[Items from a dataset]
════════════════
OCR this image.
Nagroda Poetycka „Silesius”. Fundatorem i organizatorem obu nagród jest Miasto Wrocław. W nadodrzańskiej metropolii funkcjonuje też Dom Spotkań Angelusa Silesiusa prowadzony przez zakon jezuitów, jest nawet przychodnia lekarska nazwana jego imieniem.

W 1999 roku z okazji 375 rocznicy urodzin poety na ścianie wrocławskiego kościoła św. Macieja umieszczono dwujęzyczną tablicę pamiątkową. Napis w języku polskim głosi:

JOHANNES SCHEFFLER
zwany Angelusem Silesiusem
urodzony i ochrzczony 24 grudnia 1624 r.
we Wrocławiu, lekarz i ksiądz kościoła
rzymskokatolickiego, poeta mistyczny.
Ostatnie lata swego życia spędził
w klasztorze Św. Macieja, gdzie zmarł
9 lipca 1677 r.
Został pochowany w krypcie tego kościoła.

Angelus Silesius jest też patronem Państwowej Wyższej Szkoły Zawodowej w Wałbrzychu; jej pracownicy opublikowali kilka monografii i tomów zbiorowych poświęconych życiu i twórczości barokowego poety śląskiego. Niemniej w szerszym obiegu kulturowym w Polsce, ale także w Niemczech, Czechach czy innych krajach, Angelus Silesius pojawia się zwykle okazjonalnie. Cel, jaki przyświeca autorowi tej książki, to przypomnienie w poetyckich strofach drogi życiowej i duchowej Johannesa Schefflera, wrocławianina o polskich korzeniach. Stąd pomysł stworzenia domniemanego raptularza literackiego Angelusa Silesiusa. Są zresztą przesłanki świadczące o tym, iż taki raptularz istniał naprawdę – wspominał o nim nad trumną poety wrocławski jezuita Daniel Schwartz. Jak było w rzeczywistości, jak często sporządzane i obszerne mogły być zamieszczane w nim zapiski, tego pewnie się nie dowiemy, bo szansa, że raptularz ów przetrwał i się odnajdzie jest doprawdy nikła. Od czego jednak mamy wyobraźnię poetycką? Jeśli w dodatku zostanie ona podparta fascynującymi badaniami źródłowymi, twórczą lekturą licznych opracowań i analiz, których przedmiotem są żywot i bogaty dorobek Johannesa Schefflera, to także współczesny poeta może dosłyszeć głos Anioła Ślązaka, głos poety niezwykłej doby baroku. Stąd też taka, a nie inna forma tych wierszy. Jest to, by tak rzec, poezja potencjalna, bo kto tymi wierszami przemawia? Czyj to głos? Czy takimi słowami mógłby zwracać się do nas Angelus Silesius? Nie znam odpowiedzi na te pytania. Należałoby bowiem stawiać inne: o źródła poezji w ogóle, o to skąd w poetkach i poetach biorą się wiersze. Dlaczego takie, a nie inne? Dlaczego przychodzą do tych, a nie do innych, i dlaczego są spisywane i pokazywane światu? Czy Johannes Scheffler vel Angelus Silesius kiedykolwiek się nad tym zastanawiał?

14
════════════════
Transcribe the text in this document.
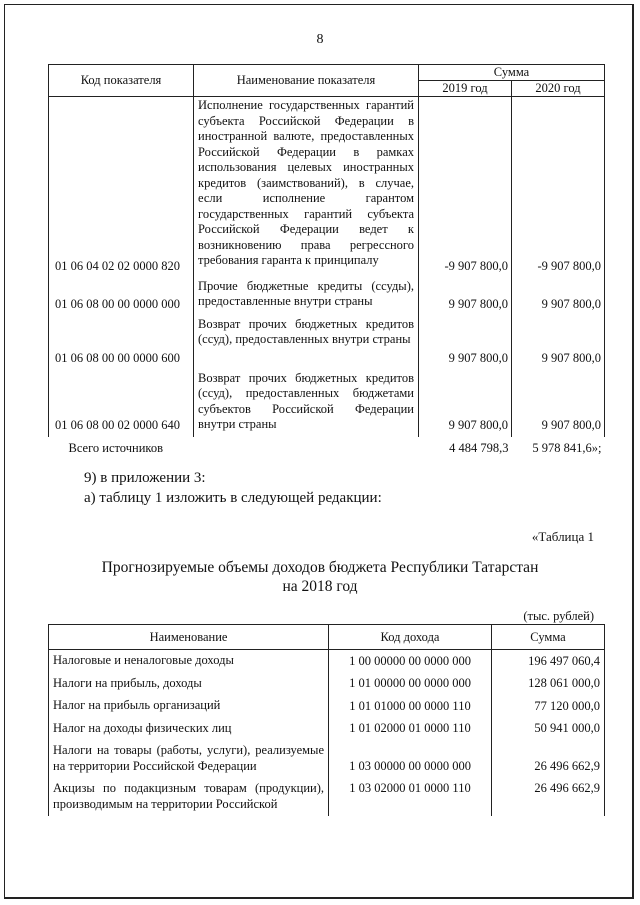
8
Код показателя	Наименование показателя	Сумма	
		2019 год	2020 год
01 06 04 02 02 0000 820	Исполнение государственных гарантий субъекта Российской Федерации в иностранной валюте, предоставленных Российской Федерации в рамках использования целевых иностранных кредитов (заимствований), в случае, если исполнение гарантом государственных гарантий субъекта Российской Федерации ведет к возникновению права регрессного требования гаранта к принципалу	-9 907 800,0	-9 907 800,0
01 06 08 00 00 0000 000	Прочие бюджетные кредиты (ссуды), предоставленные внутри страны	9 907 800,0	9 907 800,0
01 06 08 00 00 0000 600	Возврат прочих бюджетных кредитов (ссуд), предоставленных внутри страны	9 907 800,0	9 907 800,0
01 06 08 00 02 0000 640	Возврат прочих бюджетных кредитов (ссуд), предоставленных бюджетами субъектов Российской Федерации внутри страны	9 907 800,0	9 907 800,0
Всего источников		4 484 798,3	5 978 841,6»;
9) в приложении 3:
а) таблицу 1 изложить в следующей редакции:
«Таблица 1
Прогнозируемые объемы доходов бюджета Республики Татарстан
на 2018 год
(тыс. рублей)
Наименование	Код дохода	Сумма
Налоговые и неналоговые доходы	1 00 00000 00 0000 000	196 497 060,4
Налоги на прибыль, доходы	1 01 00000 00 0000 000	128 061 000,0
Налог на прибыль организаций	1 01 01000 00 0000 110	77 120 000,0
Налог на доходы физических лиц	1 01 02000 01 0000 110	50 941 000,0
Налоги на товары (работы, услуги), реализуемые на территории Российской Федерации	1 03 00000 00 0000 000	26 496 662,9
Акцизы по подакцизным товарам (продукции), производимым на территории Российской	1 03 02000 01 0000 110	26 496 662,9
════════════════
Within the listing, how many lines hold the word "this"? Only the number is to be given.

--- Written solution ---
2